» Written problem:
Can you reproduce the items verbatim, from the first line down to and including the line that contains "colorbar-label: 45 [315, 700, 333, 716]", and nothing beyond it?

» Listed entries:
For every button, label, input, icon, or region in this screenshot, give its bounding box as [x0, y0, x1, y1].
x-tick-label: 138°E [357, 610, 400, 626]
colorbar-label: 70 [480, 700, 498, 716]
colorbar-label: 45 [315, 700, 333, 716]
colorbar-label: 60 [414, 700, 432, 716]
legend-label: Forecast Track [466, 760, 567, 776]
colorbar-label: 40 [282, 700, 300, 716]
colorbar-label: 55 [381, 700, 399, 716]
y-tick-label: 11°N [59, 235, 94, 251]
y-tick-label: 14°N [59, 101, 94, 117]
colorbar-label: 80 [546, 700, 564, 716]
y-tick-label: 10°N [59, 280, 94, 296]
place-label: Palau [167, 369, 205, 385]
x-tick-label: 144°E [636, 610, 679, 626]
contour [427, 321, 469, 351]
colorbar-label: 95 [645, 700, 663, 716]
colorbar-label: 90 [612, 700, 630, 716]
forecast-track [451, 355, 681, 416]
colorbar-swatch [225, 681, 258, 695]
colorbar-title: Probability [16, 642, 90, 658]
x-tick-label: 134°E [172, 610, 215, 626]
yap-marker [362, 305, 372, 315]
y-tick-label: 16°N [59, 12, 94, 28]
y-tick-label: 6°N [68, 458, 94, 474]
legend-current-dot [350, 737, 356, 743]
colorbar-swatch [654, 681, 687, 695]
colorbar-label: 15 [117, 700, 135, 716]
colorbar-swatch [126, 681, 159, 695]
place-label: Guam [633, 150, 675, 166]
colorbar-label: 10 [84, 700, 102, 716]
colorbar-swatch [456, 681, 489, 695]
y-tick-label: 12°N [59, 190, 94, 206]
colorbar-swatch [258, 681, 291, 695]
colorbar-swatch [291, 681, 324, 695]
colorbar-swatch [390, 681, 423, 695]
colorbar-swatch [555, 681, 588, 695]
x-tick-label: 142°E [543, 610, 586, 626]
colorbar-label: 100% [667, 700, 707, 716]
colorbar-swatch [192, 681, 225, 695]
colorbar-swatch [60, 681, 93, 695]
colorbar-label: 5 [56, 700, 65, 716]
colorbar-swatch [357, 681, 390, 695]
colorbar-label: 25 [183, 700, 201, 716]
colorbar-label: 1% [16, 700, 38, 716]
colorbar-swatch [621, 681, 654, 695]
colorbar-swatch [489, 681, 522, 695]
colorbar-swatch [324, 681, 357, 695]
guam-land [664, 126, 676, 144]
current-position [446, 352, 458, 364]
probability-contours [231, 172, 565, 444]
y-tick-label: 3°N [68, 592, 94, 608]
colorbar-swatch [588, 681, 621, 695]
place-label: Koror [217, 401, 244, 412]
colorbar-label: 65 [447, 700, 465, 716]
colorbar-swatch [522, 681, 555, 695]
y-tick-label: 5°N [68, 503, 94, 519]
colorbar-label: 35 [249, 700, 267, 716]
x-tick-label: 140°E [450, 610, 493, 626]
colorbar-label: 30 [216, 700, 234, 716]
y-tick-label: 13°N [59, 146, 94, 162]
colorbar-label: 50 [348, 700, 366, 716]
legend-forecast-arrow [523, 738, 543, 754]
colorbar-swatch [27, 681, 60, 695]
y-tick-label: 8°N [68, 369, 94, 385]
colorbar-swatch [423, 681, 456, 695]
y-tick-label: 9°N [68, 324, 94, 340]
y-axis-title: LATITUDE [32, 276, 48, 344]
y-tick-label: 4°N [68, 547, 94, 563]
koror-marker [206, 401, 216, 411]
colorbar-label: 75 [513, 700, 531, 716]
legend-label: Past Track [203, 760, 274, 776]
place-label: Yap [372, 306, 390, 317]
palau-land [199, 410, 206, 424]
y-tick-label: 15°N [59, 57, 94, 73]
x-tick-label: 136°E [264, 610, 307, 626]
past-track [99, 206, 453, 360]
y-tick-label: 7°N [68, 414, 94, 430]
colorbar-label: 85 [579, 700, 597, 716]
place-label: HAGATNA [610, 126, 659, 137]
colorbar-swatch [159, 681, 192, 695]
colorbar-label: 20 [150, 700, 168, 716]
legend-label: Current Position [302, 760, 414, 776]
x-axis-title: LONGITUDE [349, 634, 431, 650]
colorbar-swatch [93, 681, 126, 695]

» Response to the exercise:
For every button, label, input, icon, or region in this screenshot, give its bounding box as [x0, y0, x1, y1].
x-tick-label: 138°E [357, 610, 400, 626]
colorbar-label: 70 [480, 700, 498, 716]
colorbar-label: 45 [315, 700, 333, 716]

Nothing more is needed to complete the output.